■ Data rows
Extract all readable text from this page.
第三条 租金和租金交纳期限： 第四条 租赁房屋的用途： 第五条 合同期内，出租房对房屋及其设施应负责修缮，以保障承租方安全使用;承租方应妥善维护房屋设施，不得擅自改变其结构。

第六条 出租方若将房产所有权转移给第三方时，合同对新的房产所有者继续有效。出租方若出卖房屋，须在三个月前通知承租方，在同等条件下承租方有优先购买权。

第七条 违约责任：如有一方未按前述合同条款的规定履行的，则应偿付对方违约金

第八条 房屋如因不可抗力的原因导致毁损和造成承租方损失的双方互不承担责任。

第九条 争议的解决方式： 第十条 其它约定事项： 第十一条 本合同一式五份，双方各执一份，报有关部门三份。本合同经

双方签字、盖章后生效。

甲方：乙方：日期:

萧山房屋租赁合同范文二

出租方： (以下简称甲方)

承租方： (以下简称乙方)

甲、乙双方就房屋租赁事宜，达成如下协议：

■ Task to complete
All of the entries above must be quoted exactly.

■ Result of this exercise
Extract all readable text from this page.
第三条 租金和租金交纳期限： 第四条 租赁房屋的用途： 第五条 合同期内，出租房对房屋及其设施应负责修缮，以保障承租方安全使用;承租方应妥善维护房屋设施，不得擅自改变其结构。

第六条 出租方若将房产所有权转移给第三方时，合同对新的房产所有者继续有效。出租方若出卖房屋，须在三个月前通知承租方，在同等条件下承租方有优先购买权。

第七条 违约责任：如有一方未按前述合同条款的规定履行的，则应偿付对方违约金

第八条 房屋如因不可抗力的原因导致毁损和造成承租方损失的双方互不承担责任。

第九条 争议的解决方式： 第十条 其它约定事项： 第十一条 本合同一式五份，双方各执一份，报有关部门三份。本合同经

双方签字、盖章后生效。

甲方：乙方：日期:

萧山房屋租赁合同范文二

出租方： (以下简称甲方)

承租方： (以下简称乙方)

甲、乙双方就房屋租赁事宜，达成如下协议：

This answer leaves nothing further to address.